Isolate every line in the data with the string "slope" and copy it.

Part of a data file
☆ ☆ ☆ ☆ ☆
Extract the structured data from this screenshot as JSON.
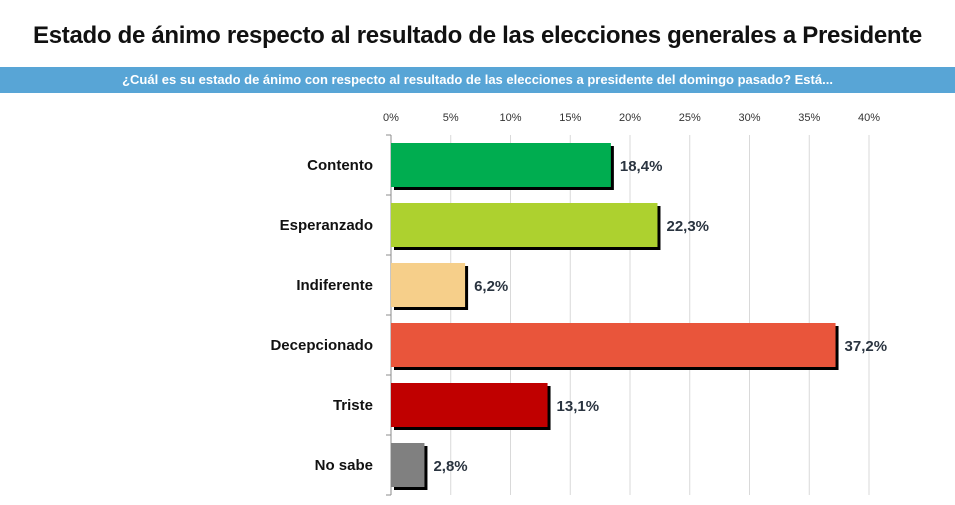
{
  "chart_data": {
    "type": "bar",
    "orientation": "horizontal",
    "title": "Estado de ánimo respecto al resultado de las elecciones generales a Presidente",
    "subtitle": "¿Cuál es su estado de ánimo con respecto al resultado de las elecciones a presidente del domingo pasado? Está...",
    "xlabel": "",
    "ylabel": "",
    "xlim": [
      0,
      40
    ],
    "x_ticks": [
      0,
      5,
      10,
      15,
      20,
      25,
      30,
      35,
      40
    ],
    "x_tick_labels": [
      "0%",
      "5%",
      "10%",
      "15%",
      "20%",
      "25%",
      "30%",
      "35%",
      "40%"
    ],
    "grid": true,
    "legend": "none",
    "categories": [
      "Contento",
      "Esperanzado",
      "Indiferente",
      "Decepcionado",
      "Triste",
      "No sabe"
    ],
    "values": [
      18.4,
      22.3,
      6.2,
      37.2,
      13.1,
      2.8
    ],
    "value_labels": [
      "18,4%",
      "22,3%",
      "6,2%",
      "37,2%",
      "13,1%",
      "2,8%"
    ],
    "colors": [
      "#00ad50",
      "#add12f",
      "#f6cf8a",
      "#e9553b",
      "#c00000",
      "#808080"
    ]
  }
}
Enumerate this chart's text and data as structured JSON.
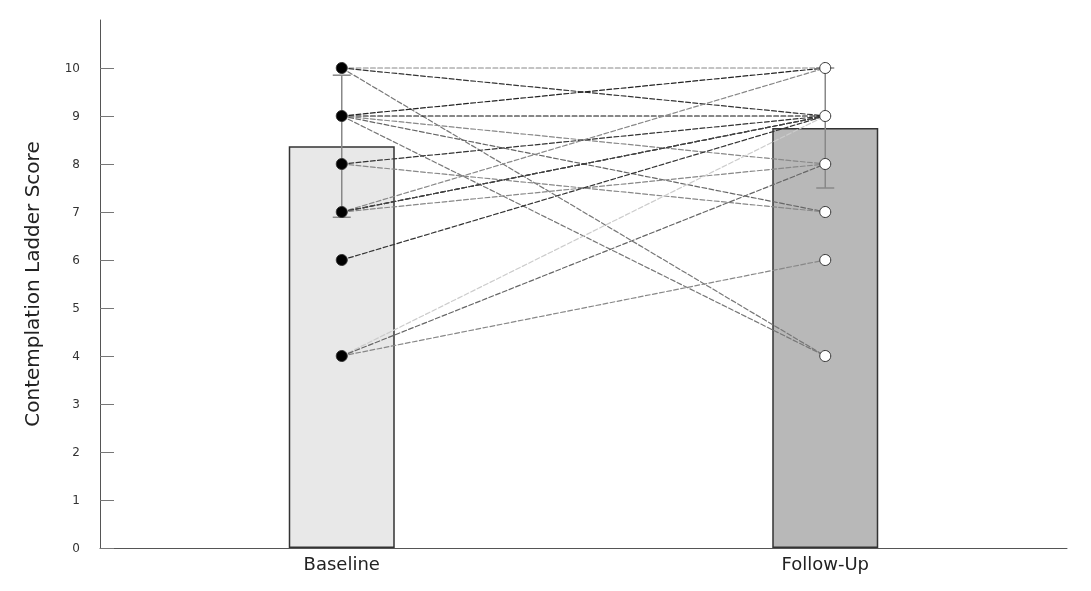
{
  "chart_data": {
    "type": "bar",
    "ylabel": "Contemplation Ladder Score",
    "categories": [
      "Baseline",
      "Follow-Up"
    ],
    "ylim": [
      0,
      11
    ],
    "yticks": [
      0,
      1,
      2,
      3,
      4,
      5,
      6,
      7,
      8,
      9,
      10
    ],
    "grid": false,
    "series": [
      {
        "colors": [
          "#e8e8e8",
          "#b8b8b8"
        ],
        "values": [
          8.37,
          8.75
        ],
        "errors": [
          1.48,
          1.25
        ]
      },
      {
        "type": "line",
        "color": "#888888",
        "values": [
          10,
          10
        ],
        "line_style": "dashed",
        "marker": "none"
      },
      {
        "type": "line",
        "color": "#333333",
        "values": [
          10,
          9
        ],
        "line_style": "dashed",
        "marker": "none"
      },
      {
        "type": "line",
        "color": "#777777",
        "values": [
          10,
          4
        ],
        "line_style": "dashed",
        "marker": "none"
      },
      {
        "type": "line",
        "color": "#222222",
        "values": [
          9,
          10
        ],
        "line_style": "dashed",
        "marker": "none"
      },
      {
        "type": "line",
        "color": "#111111",
        "values": [
          9,
          9
        ],
        "line_style": "dashed",
        "marker": "none"
      },
      {
        "type": "line",
        "color": "#888888",
        "values": [
          9,
          8
        ],
        "line_style": "dashed",
        "marker": "none"
      },
      {
        "type": "line",
        "color": "#666666",
        "values": [
          9,
          7
        ],
        "line_style": "dashed",
        "marker": "none"
      },
      {
        "type": "line",
        "color": "#777777",
        "values": [
          9,
          4
        ],
        "line_style": "dashed",
        "marker": "none"
      },
      {
        "type": "line",
        "color": "#333333",
        "values": [
          8,
          9
        ],
        "line_style": "dashed",
        "marker": "none"
      },
      {
        "type": "line",
        "color": "#888888",
        "values": [
          8,
          7
        ],
        "line_style": "dashed",
        "marker": "none"
      },
      {
        "type": "line",
        "color": "#888888",
        "values": [
          7,
          10
        ],
        "line_style": "dashed",
        "marker": "none"
      },
      {
        "type": "line",
        "color": "#111111",
        "values": [
          7,
          9
        ],
        "line_style": "dashed",
        "marker": "none"
      },
      {
        "type": "line",
        "color": "#444444",
        "values": [
          7,
          9
        ],
        "line_style": "dashed",
        "marker": "none"
      },
      {
        "type": "line",
        "color": "#888888",
        "values": [
          7,
          8
        ],
        "line_style": "dashed",
        "marker": "none"
      },
      {
        "type": "line",
        "color": "#333333",
        "values": [
          6,
          9
        ],
        "line_style": "dashed",
        "marker": "none"
      },
      {
        "type": "line",
        "color": "#cccccc",
        "values": [
          4,
          9
        ],
        "line_style": "dashed",
        "marker": "none"
      },
      {
        "type": "line",
        "color": "#666666",
        "values": [
          4,
          8
        ],
        "line_style": "dashed",
        "marker": "none"
      },
      {
        "type": "line",
        "color": "#888888",
        "values": [
          4,
          6
        ],
        "line_style": "dashed",
        "marker": "none"
      },
      {
        "type": "scatter",
        "color": "#000000",
        "x": [
          "Baseline",
          "Baseline",
          "Baseline",
          "Baseline",
          "Baseline",
          "Baseline"
        ],
        "values": [
          10,
          9,
          8,
          7,
          6,
          4
        ],
        "marker": "circle"
      },
      {
        "type": "scatter",
        "color": "#ffffff",
        "x": [
          "Follow-Up",
          "Follow-Up",
          "Follow-Up",
          "Follow-Up",
          "Follow-Up",
          "Follow-Up"
        ],
        "values": [
          10,
          9,
          8,
          7,
          6,
          4
        ],
        "marker": "circle"
      }
    ]
  }
}
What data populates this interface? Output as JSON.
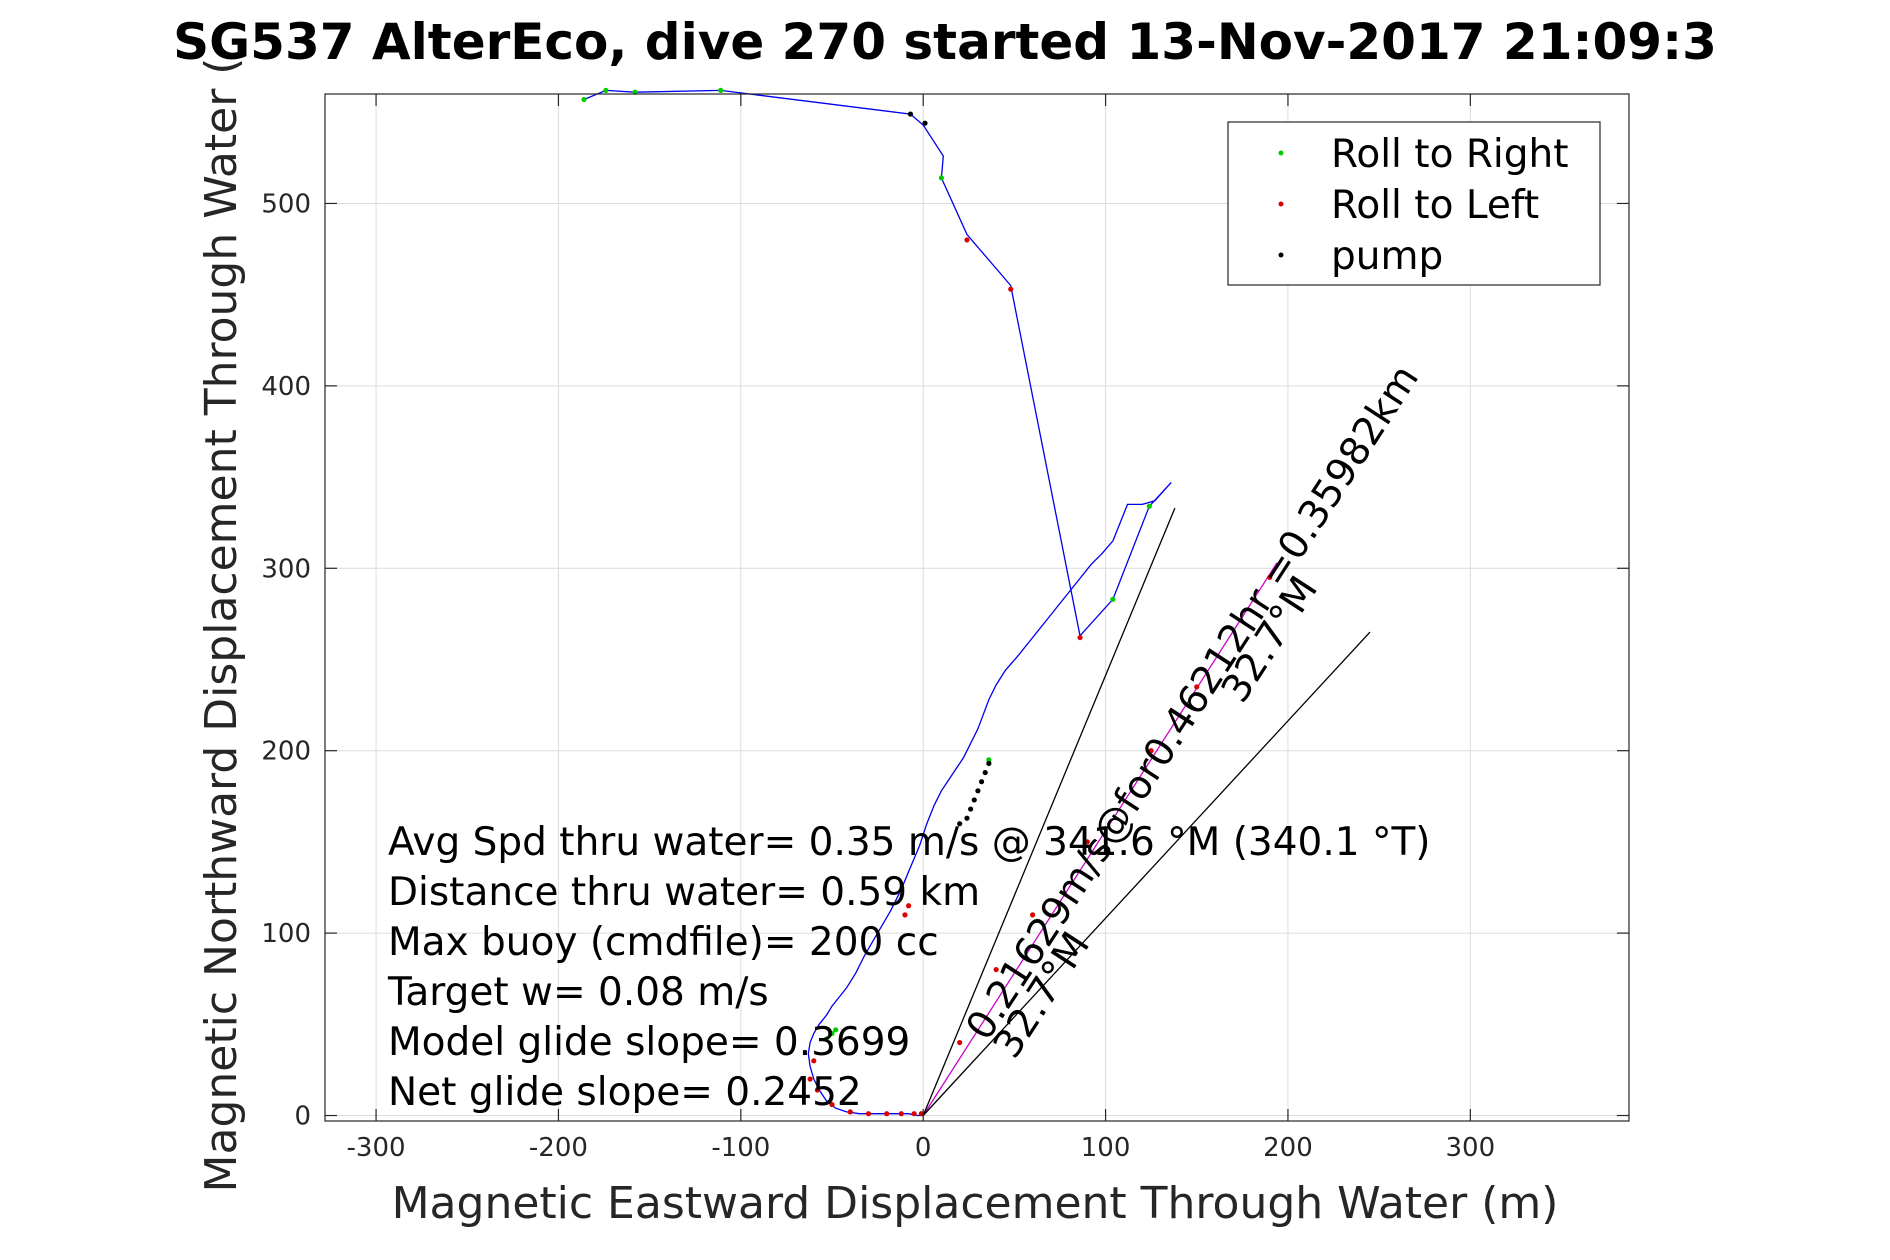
{
  "chart_data": {
    "type": "line",
    "title": "SG537 AlterEco, dive 270 started 13-Nov-2017 21:09:3",
    "xlabel": "Magnetic Eastward Displacement Through Water (m)",
    "ylabel": "Magnetic Northward Displacement Through Water (",
    "xlim": [
      -328,
      387
    ],
    "ylim": [
      -3,
      560
    ],
    "x_ticks": [
      -300,
      -200,
      -100,
      0,
      100,
      200,
      300
    ],
    "x_tick_labels": [
      "-300",
      "-200",
      "-100",
      "0",
      "100",
      "200",
      "300"
    ],
    "y_ticks": [
      0,
      100,
      200,
      300,
      400,
      500
    ],
    "y_tick_labels": [
      "0",
      "100",
      "200",
      "300",
      "400",
      "500"
    ],
    "grid": true,
    "legend_position": "top-right",
    "colors": {
      "track": "#0000ee",
      "roll_right": "#00cc00",
      "roll_left": "#dd0000",
      "pump": "#000000",
      "mean_track": "#cc00cc",
      "guide_lines": "#000000"
    },
    "legend": [
      {
        "label": "Roll to Right",
        "color": "#00cc00"
      },
      {
        "label": "Roll to Left",
        "color": "#dd0000"
      },
      {
        "label": "pump",
        "color": "#000000"
      }
    ],
    "series": [
      {
        "kind": "track",
        "x": [
          0,
          -3,
          -8,
          -15,
          -25,
          -35,
          -42,
          -48,
          -53,
          -57,
          -60,
          -62,
          -63,
          -62,
          -60,
          -57,
          -53,
          -50,
          -46,
          -42,
          -37,
          -32,
          -25,
          -18,
          -12,
          -7,
          -2,
          2,
          6,
          10,
          14,
          18,
          22,
          26,
          30,
          33,
          36,
          40,
          45,
          52,
          60,
          68,
          76,
          84,
          92,
          98,
          104,
          112,
          120,
          127,
          136,
          124,
          104,
          86,
          48,
          24,
          10,
          11,
          0,
          -7,
          -111,
          -158,
          -174,
          -186
        ],
        "y": [
          0,
          0,
          1,
          1,
          1,
          1,
          2,
          4,
          8,
          14,
          20,
          27,
          34,
          40,
          45,
          50,
          55,
          60,
          65,
          70,
          78,
          88,
          100,
          112,
          124,
          136,
          148,
          160,
          170,
          178,
          184,
          190,
          196,
          204,
          212,
          220,
          228,
          236,
          244,
          252,
          262,
          272,
          282,
          292,
          302,
          308,
          315,
          335,
          335,
          337,
          347,
          334,
          283,
          263,
          455,
          483,
          514,
          526,
          543,
          549,
          562,
          561,
          562,
          557
        ]
      },
      {
        "kind": "roll_right",
        "x": [
          -186,
          -174,
          -158,
          -111,
          10,
          36,
          104,
          124,
          -48,
          -50,
          -53
        ],
        "y": [
          557,
          562,
          561,
          562,
          514,
          195,
          283,
          334,
          47,
          45,
          42
        ],
        "points": [
          [
            -186,
            557
          ],
          [
            -174,
            562
          ],
          [
            -158,
            561
          ],
          [
            -111,
            562
          ],
          [
            10,
            514
          ],
          [
            36,
            195
          ],
          [
            104,
            283
          ],
          [
            124,
            334
          ],
          [
            -48,
            47
          ],
          [
            -50,
            45
          ],
          [
            -53,
            42
          ]
        ]
      },
      {
        "kind": "roll_left",
        "x": [
          24,
          48,
          86,
          -10,
          -8,
          -60,
          -62,
          -58,
          -50,
          -40,
          -30,
          -20,
          -12,
          -5,
          -1,
          20,
          40,
          60,
          90,
          125,
          150,
          190
        ],
        "y": [
          480,
          453,
          262,
          110,
          115,
          30,
          20,
          14,
          6,
          2,
          1,
          1,
          1,
          1,
          1,
          40,
          80,
          110,
          150,
          200,
          235,
          295
        ],
        "points": [
          [
            24,
            480
          ],
          [
            48,
            453
          ],
          [
            86,
            262
          ],
          [
            -10,
            110
          ],
          [
            -8,
            115
          ],
          [
            -60,
            30
          ],
          [
            -62,
            20
          ],
          [
            -58,
            14
          ],
          [
            -50,
            6
          ],
          [
            -40,
            2
          ],
          [
            -30,
            1
          ],
          [
            -20,
            1
          ],
          [
            -12,
            1
          ],
          [
            -5,
            1
          ],
          [
            -1,
            1
          ],
          [
            20,
            40
          ],
          [
            40,
            80
          ],
          [
            60,
            110
          ],
          [
            90,
            150
          ],
          [
            125,
            200
          ],
          [
            150,
            235
          ],
          [
            190,
            295
          ]
        ]
      },
      {
        "kind": "pump",
        "x": [
          -7,
          1,
          36,
          34,
          32,
          30,
          28,
          26,
          24,
          20
        ],
        "y": [
          549,
          544,
          193,
          188,
          183,
          178,
          173,
          168,
          163,
          160
        ],
        "points": [
          [
            -7,
            549
          ],
          [
            1,
            544
          ],
          [
            36,
            193
          ],
          [
            34,
            188
          ],
          [
            32,
            183
          ],
          [
            30,
            178
          ],
          [
            28,
            173
          ],
          [
            26,
            168
          ],
          [
            24,
            163
          ],
          [
            20,
            160
          ]
        ]
      },
      {
        "kind": "mean_track",
        "x": [
          0,
          194
        ],
        "y": [
          0,
          303
        ]
      },
      {
        "kind": "guide_line",
        "x": [
          0,
          138
        ],
        "y": [
          0,
          333
        ]
      },
      {
        "kind": "guide_line",
        "x": [
          0,
          245
        ],
        "y": [
          0,
          265
        ]
      }
    ],
    "annotations": {
      "stats": [
        "Avg Spd thru water=  0.35 m/s @ 341.6 °M (340.1 °T)",
        "Distance thru water=  0.59 km",
        "Max buoy (cmdfile)= 200 cc",
        "Target w= 0.08 m/s",
        "Model glide slope= 0.3699",
        "Net glide slope= 0.2452"
      ],
      "rotated": [
        {
          "text": "0.21629m/s@for0.46212hr =0.35982km",
          "x": 35,
          "y": 40,
          "angle": -57
        },
        {
          "text": "32.7°M",
          "x": 175,
          "y": 225,
          "angle": -57
        },
        {
          "text": "32.7°M",
          "x": 50,
          "y": 30,
          "angle": -57
        }
      ]
    }
  }
}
☆ ☆ ☆ ☆ ☆
* _Finished task_:
        "Model glide slope= 0.3699",
        "Net glide slope= 0.2452"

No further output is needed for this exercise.